→ **À faire**:
a - Recopiez mot pour mot le passage du texte sur Mike de Leon qui commence par « Portrait du cinéaste » et se poursuit jusqu'à « dictature des Marcos. ».
b - Relevez dans la liste toutes les lignes qui contiennent la chaîne « metal ». Tenez compte des majuscules et des minuscules.

MIKE DE LEON EN 8 FILMS
Itim Les Rites de mai, C’était un rêve, Frisson ?, Kisapmata, Batch’81, Le Paradis ne se partage pas, Héros du Tiers-Monde, Citizen Jake – Philippines – 1977 / 2018
Support : Bluray
Genre : Drame, Fantastique, Thriller, Policier, Documentaire
Réalisateur : Mike de Leon
Acteurs : Tommy Abuel, Charo Santos, Mario Montenegro, Mona Lisa, Hilda Koronel, Christopher de Leon, Laurice Guillen, Moody Diaz
Musique : Max Jocson, Jun Latonio, Lorrie Ilustre, Willy Cruz, Nonong Buencamino
Image : 1.66 et 1.85
Son : Tagalog et anglais DTS HD Master Audio 1.0, 2.0 ou 5.1
Sous-titres : Français
Durée : 889 minutes
Éditeur : Carlotta Films
Date de sortie : 21 mars 2023
LE PITCH
Mike De Leon est un enfant de la balle : son père est le producteur Manuel De Leon et sa grand-mère, Narcisa De Leon, la fondatrice de LVN Pictures, mythique studio philippin. Dès son premier long-métrage réalisé en 1976, Mike De Leon aborde des questions sociales et politiques à travers des images puissantes et parfois dérangeantes.
Portrait du cinéaste en philippin
Après les superbes coffrets dédiés à Satyajit Ray, Kinuyo Tanaka, Truffaut, Pasolini et Chabrol, Carlotta continue son exploration du patrimoine cinématographique mondiale jusqu’au Philippine… A la rencontre de Mike de Leon, fer de lance d’un cinéma local de la renaissance, entre modernité, explorations des genres et charges politiques inévitables dans une nation abimée par la dictature des Marcos.
Enfant de la balle, petit fils de Marcisa de Leon, célèbre fondatrice de la maison de production LVN, et fils du producteur phare Manuel de Leon, Mike de Leon a forcément toujours baigné dans le cinéma, ses coulisses, ses artisans, ses aspirations. Tant et si bien qu’après quelques courts métrages et la prise en main de la photographie du Manille de Lino Broka, il finira assez naturellement par passer lui-même à la réalisation de longs-métrages, s’inscrivant comme l’un des moteurs et des principaux acteurs d’une « nouvelle vague » philippine faisant renaitre un cinéma local, populaire, sur les ancêtres d’un âge d’or des studios alors totalement révolu. Populaire oui assurément car Mike de Leon ne se détourne jamais des genres à la mode et en particulier du grand mélodrame romantique si demandé par les foules à l’orée des années 80. C’était un rêve (1977) avec son casting de jeunes stars montantes locales, est donc bel et bien le récit d’une histoire d’amour entre un jeune homme encore un peu bohème et une femme mariée en quête de liberté. Sur fond de musique pop, de bons sentiments et de photographie colorée, le film s’efforce tout de même d’éviter le placide happy-end, confrontant le couple à la simple réalité économique et sociétale, mais aussi en installant un regard plutôt acéré sur la figure d’un époux de son temps : machiste et paternaliste. Autre grand succès de Mike de Leon, Le Paradis ne se partage pas s’engouffre encore plus volontier dans les codes du mélodrame, ici familial, quitte en effet à se perdre parfois dans une sur-dramatisation et une direction d’acteurs assez excessive. Sans doute l’opus le plus faible de sa carrière, aux airs de commandes.

→ **Matériel**:
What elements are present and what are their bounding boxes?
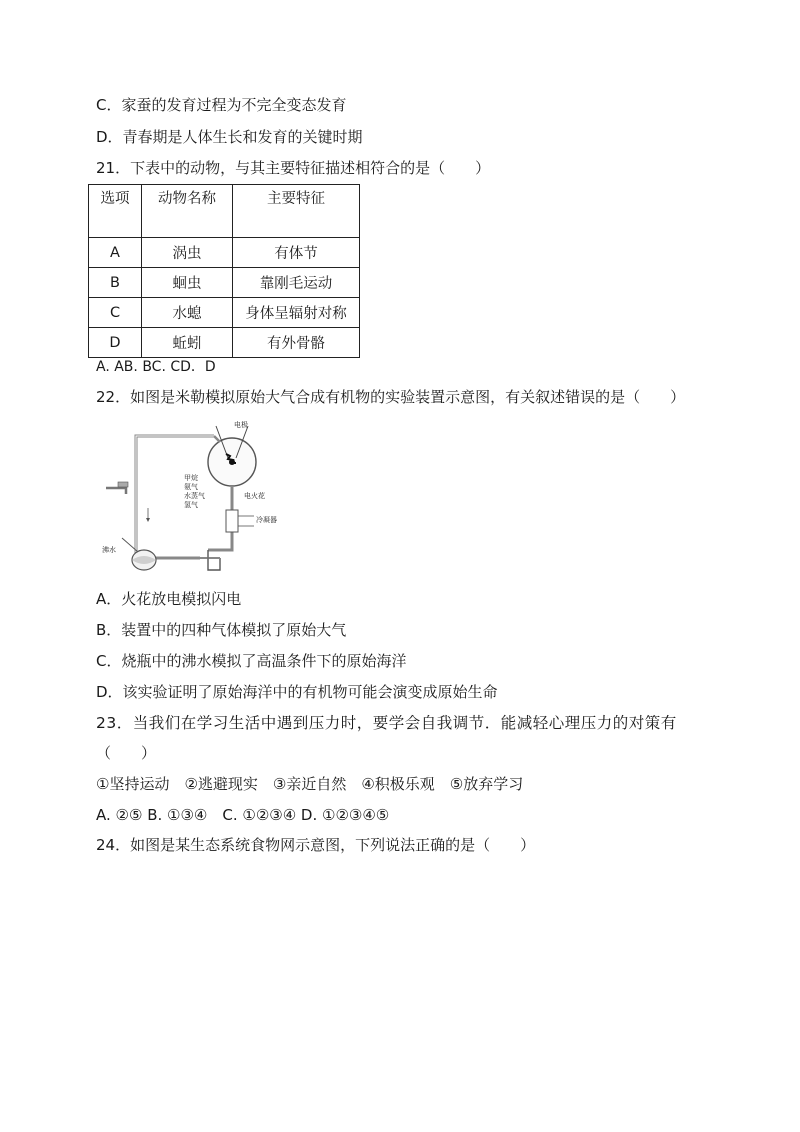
--
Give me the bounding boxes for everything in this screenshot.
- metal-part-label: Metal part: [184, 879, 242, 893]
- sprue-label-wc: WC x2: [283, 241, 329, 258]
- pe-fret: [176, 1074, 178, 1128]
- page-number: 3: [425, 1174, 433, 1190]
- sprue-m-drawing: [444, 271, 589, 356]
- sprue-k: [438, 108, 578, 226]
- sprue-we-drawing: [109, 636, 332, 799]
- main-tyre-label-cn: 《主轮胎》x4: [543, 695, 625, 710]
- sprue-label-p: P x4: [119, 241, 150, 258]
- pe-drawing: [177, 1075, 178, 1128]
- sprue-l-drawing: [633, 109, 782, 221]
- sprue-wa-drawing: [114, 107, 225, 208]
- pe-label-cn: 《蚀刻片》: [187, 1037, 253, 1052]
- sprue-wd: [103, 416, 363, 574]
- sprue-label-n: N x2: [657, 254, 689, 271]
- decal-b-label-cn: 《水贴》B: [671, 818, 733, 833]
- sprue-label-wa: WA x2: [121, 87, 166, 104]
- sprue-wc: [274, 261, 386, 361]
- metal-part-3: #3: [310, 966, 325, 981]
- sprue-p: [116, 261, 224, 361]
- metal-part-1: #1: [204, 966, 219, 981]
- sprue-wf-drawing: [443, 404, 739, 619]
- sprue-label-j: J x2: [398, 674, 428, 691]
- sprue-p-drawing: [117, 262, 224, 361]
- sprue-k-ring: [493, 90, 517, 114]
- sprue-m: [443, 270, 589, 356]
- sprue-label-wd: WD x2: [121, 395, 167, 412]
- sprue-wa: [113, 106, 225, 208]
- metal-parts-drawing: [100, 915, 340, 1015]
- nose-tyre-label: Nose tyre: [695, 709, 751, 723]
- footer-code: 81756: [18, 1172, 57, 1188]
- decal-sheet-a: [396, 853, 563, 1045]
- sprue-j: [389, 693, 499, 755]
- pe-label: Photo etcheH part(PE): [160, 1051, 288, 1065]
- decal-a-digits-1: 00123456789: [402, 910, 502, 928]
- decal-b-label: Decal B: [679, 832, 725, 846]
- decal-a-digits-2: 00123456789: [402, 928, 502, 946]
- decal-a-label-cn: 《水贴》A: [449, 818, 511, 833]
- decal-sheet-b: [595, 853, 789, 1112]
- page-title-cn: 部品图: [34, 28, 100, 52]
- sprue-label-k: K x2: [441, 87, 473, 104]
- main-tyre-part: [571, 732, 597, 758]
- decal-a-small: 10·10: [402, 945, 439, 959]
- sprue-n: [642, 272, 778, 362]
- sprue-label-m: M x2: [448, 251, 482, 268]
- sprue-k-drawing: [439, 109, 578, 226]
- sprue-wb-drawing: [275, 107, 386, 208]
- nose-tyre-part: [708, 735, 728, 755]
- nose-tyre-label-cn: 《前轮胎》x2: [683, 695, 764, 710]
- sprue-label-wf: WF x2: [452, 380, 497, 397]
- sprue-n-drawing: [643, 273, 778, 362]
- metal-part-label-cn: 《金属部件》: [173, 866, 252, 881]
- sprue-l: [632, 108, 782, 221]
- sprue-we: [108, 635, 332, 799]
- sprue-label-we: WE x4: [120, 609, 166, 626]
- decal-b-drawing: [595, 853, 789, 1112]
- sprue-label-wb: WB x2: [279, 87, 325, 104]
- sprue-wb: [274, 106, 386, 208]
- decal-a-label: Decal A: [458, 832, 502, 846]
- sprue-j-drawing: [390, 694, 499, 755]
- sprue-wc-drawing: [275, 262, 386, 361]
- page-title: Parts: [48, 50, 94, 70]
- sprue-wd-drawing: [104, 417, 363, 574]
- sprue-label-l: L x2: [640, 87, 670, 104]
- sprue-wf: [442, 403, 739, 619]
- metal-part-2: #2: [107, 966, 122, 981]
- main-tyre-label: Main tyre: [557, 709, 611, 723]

→ **Réponses attendues**:
a -
Portrait du cinéaste en philippin
Après les superbes coffrets dédiés à Satyajit Ray, Kinuyo Tanaka, Truffaut, Pasolini et Chabrol, Carlotta continue son exploration du patrimoine cinématographique mondiale jusqu’au Philippine… A la rencontre de Mike de Leon, fer de lance d’un cinéma local de la renaissance, entre modernité, explorations des genres et charges politiques inévitables dans une nation abimée par la dictature des Marcos.

b -
- metal-part-label: Metal part: [184, 879, 242, 893]
- metal-part-3: #3: [310, 966, 325, 981]
- metal-part-1: #1: [204, 966, 219, 981]
- metal-parts-drawing: [100, 915, 340, 1015]
- metal-part-label-cn: 《金属部件》: [173, 866, 252, 881]
- metal-part-2: #2: [107, 966, 122, 981]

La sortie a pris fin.